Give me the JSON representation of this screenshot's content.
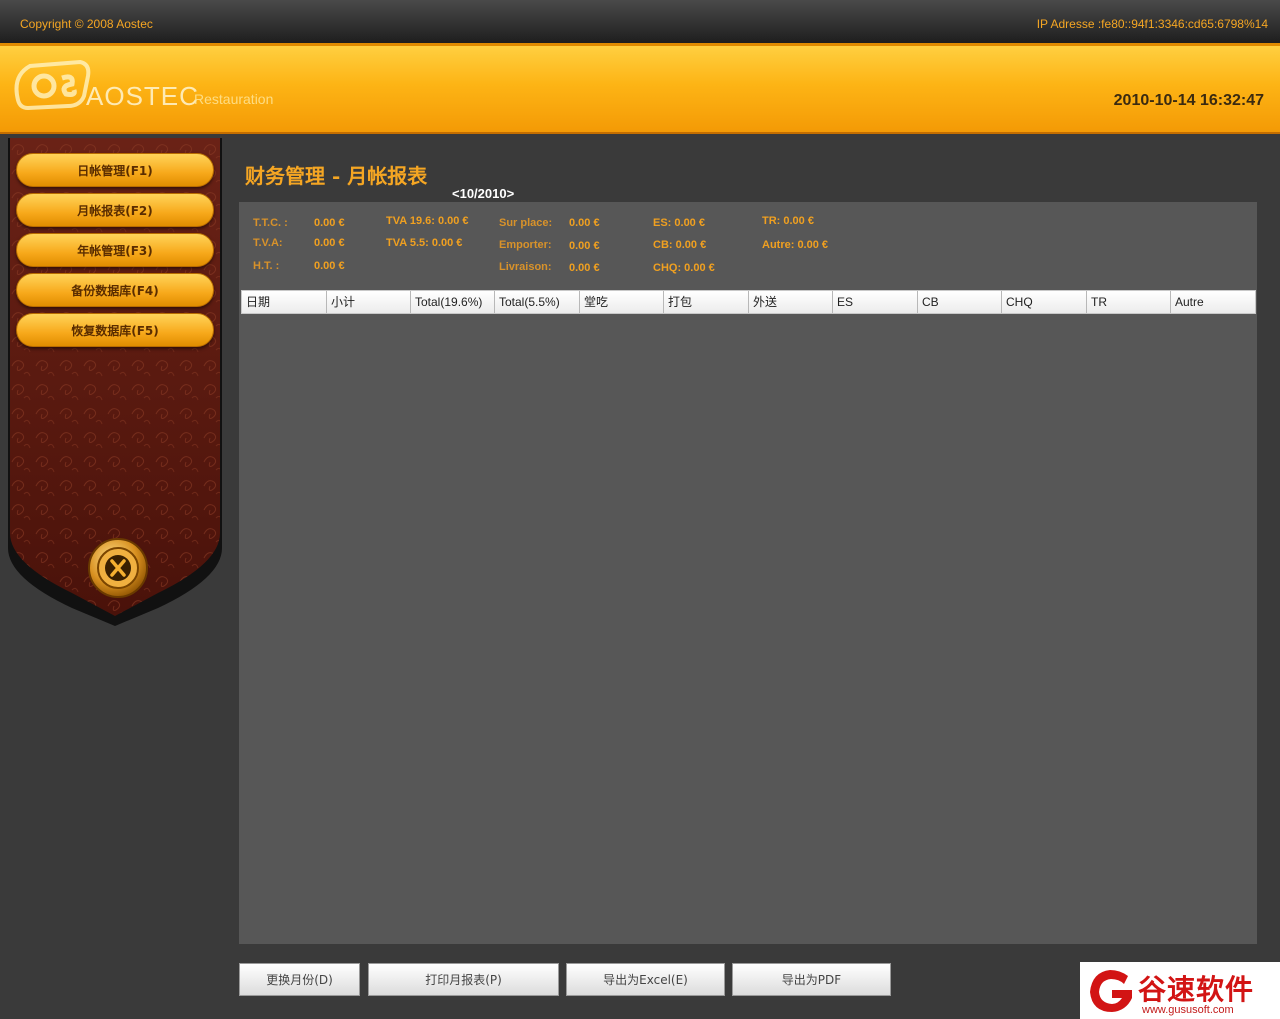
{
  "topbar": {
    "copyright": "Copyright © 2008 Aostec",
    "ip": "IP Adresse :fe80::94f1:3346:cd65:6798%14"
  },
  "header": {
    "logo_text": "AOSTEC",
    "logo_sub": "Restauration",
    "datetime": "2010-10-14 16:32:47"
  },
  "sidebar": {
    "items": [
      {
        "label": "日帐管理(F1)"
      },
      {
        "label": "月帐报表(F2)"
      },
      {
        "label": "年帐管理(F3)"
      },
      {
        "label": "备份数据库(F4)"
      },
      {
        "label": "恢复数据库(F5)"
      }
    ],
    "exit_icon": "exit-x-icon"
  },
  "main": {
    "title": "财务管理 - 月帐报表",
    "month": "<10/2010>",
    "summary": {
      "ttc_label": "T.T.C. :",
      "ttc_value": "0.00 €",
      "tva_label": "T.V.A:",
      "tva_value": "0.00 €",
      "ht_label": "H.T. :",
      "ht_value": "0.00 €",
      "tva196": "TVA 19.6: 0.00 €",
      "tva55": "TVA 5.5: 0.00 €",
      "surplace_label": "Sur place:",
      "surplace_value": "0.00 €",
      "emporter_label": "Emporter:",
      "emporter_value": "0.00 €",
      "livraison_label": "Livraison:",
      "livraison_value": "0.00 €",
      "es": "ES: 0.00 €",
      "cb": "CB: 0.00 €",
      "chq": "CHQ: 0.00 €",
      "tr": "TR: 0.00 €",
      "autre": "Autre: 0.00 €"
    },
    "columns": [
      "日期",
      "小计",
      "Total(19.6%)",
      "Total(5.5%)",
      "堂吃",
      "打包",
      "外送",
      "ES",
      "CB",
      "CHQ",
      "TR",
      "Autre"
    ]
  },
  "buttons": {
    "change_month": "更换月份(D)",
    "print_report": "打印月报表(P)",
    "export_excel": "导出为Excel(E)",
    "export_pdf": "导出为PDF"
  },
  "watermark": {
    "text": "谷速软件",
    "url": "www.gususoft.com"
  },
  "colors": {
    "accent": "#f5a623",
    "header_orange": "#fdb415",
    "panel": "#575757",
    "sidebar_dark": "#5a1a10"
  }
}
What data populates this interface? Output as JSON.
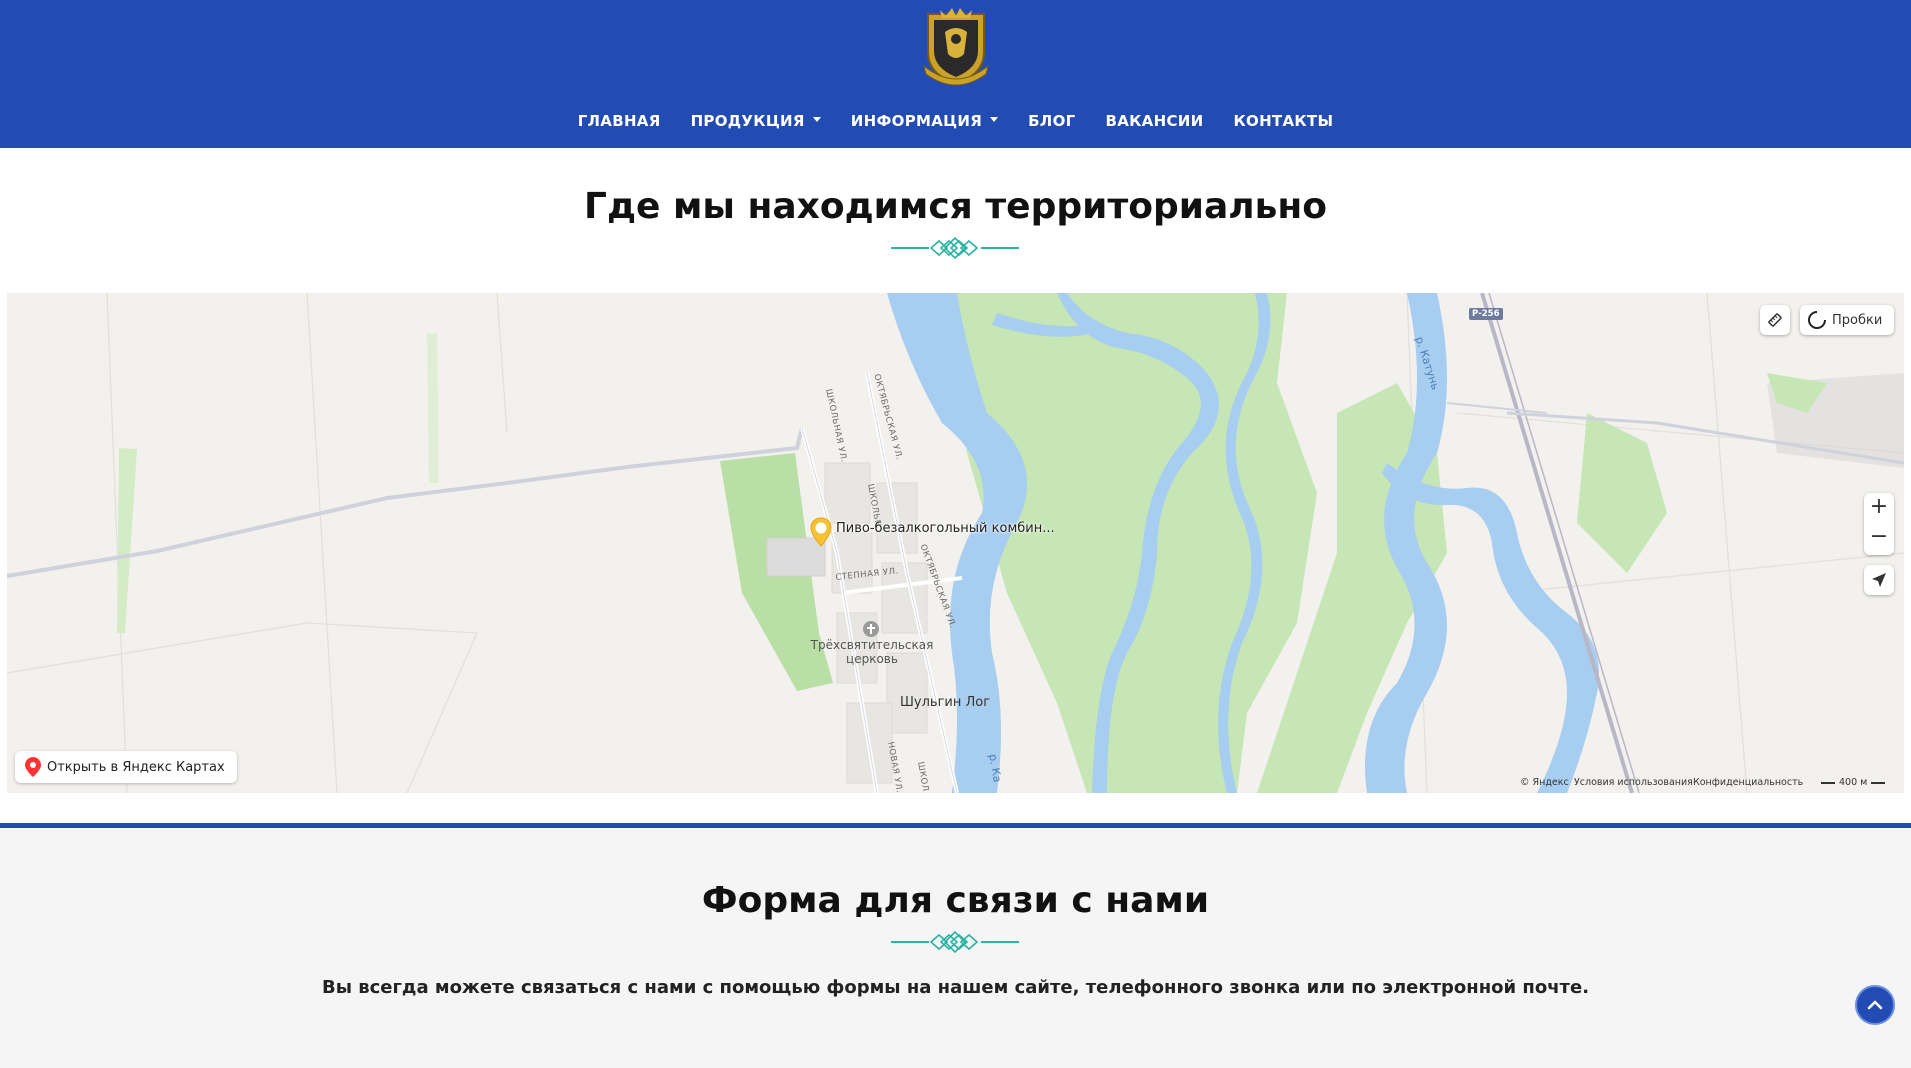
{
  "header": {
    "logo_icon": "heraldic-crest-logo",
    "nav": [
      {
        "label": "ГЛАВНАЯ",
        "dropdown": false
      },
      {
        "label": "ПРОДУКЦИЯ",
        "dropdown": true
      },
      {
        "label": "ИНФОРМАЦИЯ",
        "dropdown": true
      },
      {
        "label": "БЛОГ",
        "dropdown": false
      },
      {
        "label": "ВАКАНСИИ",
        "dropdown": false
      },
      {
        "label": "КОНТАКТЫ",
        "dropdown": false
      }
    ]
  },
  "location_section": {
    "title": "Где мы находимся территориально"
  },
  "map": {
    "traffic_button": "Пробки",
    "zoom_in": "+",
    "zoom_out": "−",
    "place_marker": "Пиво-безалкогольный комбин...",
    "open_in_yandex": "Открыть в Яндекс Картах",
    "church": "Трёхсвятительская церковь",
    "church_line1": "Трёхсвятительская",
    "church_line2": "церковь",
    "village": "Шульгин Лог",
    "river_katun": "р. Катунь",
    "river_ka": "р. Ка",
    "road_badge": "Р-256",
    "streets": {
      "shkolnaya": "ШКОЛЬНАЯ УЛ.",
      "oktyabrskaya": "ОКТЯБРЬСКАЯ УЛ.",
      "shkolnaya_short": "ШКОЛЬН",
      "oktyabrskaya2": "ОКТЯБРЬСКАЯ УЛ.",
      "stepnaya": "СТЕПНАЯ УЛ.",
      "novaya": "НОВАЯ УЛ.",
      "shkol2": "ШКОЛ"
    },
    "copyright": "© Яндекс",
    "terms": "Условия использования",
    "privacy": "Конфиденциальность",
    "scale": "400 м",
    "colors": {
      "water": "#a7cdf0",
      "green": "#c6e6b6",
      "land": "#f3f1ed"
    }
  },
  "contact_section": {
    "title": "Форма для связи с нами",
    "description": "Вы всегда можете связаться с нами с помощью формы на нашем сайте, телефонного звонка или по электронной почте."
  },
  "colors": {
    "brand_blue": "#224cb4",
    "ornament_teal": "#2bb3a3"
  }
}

^^^^^^^^^^^^^^^^

■ REQUIREMENT:
Set down every record once more, word for word, without pictures.

■ REPLY TO THE TASK:
Give me the JSON representation of this screenshot's content.
{
  "topbar": {
    "copyright": "Copyright © 2008 Aostec",
    "ip": "IP Adresse :fe80::94f1:3346:cd65:6798%14"
  },
  "header": {
    "logo_text": "AOSTEC",
    "logo_sub": "Restauration",
    "datetime": "2010-10-14 16:32:47"
  },
  "sidebar": {
    "items": [
      {
        "label": "日帐管理(F1)"
      },
      {
        "label": "月帐报表(F2)"
      },
      {
        "label": "年帐管理(F3)"
      },
      {
        "label": "备份数据库(F4)"
      },
      {
        "label": "恢复数据库(F5)"
      }
    ],
    "exit_icon": "exit-x-icon"
  },
  "main": {
    "title": "财务管理 - 月帐报表",
    "month": "<10/2010>",
    "summary": {
      "ttc_label": "T.T.C. :",
      "ttc_value": "0.00 €",
      "tva_label": "T.V.A:",
      "tva_value": "0.00 €",
      "ht_label": "H.T. :",
      "ht_value": "0.00 €",
      "tva196": "TVA 19.6: 0.00 €",
      "tva55": "TVA 5.5: 0.00 €",
      "surplace_label": "Sur place:",
      "surplace_value": "0.00 €",
      "emporter_label": "Emporter:",
      "emporter_value": "0.00 €",
      "livraison_label": "Livraison:",
      "livraison_value": "0.00 €",
      "es": "ES: 0.00 €",
      "cb": "CB: 0.00 €",
      "chq": "CHQ: 0.00 €",
      "tr": "TR: 0.00 €",
      "autre": "Autre: 0.00 €"
    },
    "columns": [
      "日期",
      "小计",
      "Total(19.6%)",
      "Total(5.5%)",
      "堂吃",
      "打包",
      "外送",
      "ES",
      "CB",
      "CHQ",
      "TR",
      "Autre"
    ]
  },
  "buttons": {
    "change_month": "更换月份(D)",
    "print_report": "打印月报表(P)",
    "export_excel": "导出为Excel(E)",
    "export_pdf": "导出为PDF"
  },
  "watermark": {
    "text": "谷速软件",
    "url": "www.gususoft.com"
  },
  "colors": {
    "accent": "#f5a623",
    "header_orange": "#fdb415",
    "panel": "#575757",
    "sidebar_dark": "#5a1a10"
  }
}
What data populates this interface? Output as JSON.
{
  "header": {
    "logo_icon": "heraldic-crest-logo",
    "nav": [
      {
        "label": "ГЛАВНАЯ",
        "dropdown": false
      },
      {
        "label": "ПРОДУКЦИЯ",
        "dropdown": true
      },
      {
        "label": "ИНФОРМАЦИЯ",
        "dropdown": true
      },
      {
        "label": "БЛОГ",
        "dropdown": false
      },
      {
        "label": "ВАКАНСИИ",
        "dropdown": false
      },
      {
        "label": "КОНТАКТЫ",
        "dropdown": false
      }
    ]
  },
  "location_section": {
    "title": "Где мы находимся территориально"
  },
  "map": {
    "traffic_button": "Пробки",
    "zoom_in": "+",
    "zoom_out": "−",
    "place_marker": "Пиво-безалкогольный комбин...",
    "open_in_yandex": "Открыть в Яндекс Картах",
    "church": "Трёхсвятительская церковь",
    "church_line1": "Трёхсвятительская",
    "church_line2": "церковь",
    "village": "Шульгин Лог",
    "river_katun": "р. Катунь",
    "river_ka": "р. Ка",
    "road_badge": "Р-256",
    "streets": {
      "shkolnaya": "ШКОЛЬНАЯ УЛ.",
      "oktyabrskaya": "ОКТЯБРЬСКАЯ УЛ.",
      "shkolnaya_short": "ШКОЛЬН",
      "oktyabrskaya2": "ОКТЯБРЬСКАЯ УЛ.",
      "stepnaya": "СТЕПНАЯ УЛ.",
      "novaya": "НОВАЯ УЛ.",
      "shkol2": "ШКОЛ"
    },
    "copyright": "© Яндекс",
    "terms": "Условия использования",
    "privacy": "Конфиденциальность",
    "scale": "400 м",
    "colors": {
      "water": "#a7cdf0",
      "green": "#c6e6b6",
      "land": "#f3f1ed"
    }
  },
  "contact_section": {
    "title": "Форма для связи с нами",
    "description": "Вы всегда можете связаться с нами с помощью формы на нашем сайте, телефонного звонка или по электронной почте."
  },
  "colors": {
    "brand_blue": "#224cb4",
    "ornament_teal": "#2bb3a3"
  }
}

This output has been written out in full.